Begin Provided records

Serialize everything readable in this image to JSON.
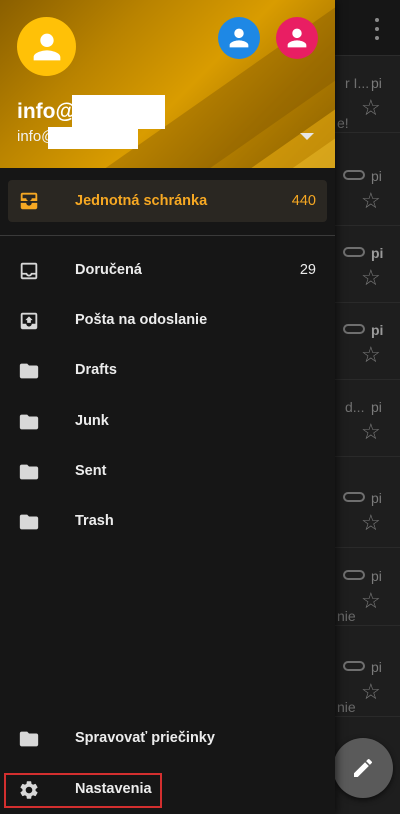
{
  "background": {
    "rows": [
      {
        "fragment": "r I...",
        "pi": "pi",
        "pi_bold": false,
        "clip": false,
        "sub": "e!"
      },
      {
        "fragment": "",
        "pi": "pi",
        "pi_bold": false,
        "clip": true,
        "sub": ""
      },
      {
        "fragment": "",
        "pi": "pi",
        "pi_bold": true,
        "clip": true,
        "sub": ""
      },
      {
        "fragment": "",
        "pi": "pi",
        "pi_bold": true,
        "clip": true,
        "sub": ""
      },
      {
        "fragment": "d...",
        "pi": "pi",
        "pi_bold": false,
        "clip": false,
        "sub": ""
      },
      {
        "fragment": "",
        "pi": "pi",
        "pi_bold": false,
        "clip": true,
        "sub": ""
      },
      {
        "fragment": "",
        "pi": "pi",
        "pi_bold": false,
        "clip": true,
        "sub": "nie"
      },
      {
        "fragment": "",
        "pi": "pi",
        "pi_bold": false,
        "clip": true,
        "sub": "nie"
      }
    ]
  },
  "account": {
    "name": "info@",
    "email": "info@"
  },
  "unified_inbox": {
    "label": "Jednotná schránka",
    "count": "440"
  },
  "folders": [
    {
      "label": "Doručená",
      "count": "29",
      "icon": "inbox-icon"
    },
    {
      "label": "Pošta na odoslanie",
      "count": "",
      "icon": "outbox-icon"
    },
    {
      "label": "Drafts",
      "count": "",
      "icon": "folder-icon"
    },
    {
      "label": "Junk",
      "count": "",
      "icon": "folder-icon"
    },
    {
      "label": "Sent",
      "count": "",
      "icon": "folder-icon"
    },
    {
      "label": "Trash",
      "count": "",
      "icon": "folder-icon"
    }
  ],
  "footer": {
    "manage_folders": "Spravovať priečinky",
    "settings": "Nastavenia"
  },
  "colors": {
    "accent": "#f6a823",
    "header_base": "#d99c00",
    "avatar_main": "#ffc107",
    "avatar_blue": "#1e88e5",
    "avatar_pink": "#e91e63",
    "highlight": "#d32f2f"
  }
}
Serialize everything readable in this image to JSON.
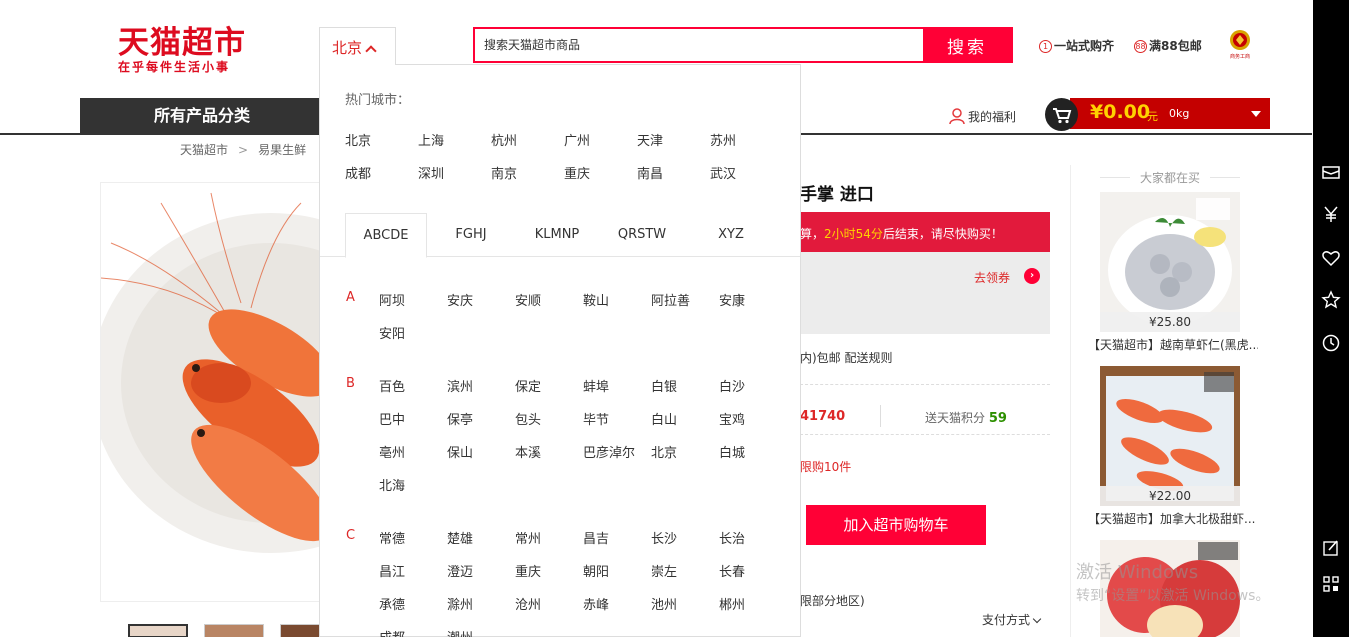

End Provided records

[What is expected]:
Only lines with the word "label" should be collected from the material.

[Result below]:
    "label": "Jednotná schránka",
      "label": "Doručená",
      "label": "Pošta na odoslanie",
      "label": "Drafts",
      "label": "Junk",
      "label": "Sent",
      "label": "Trash",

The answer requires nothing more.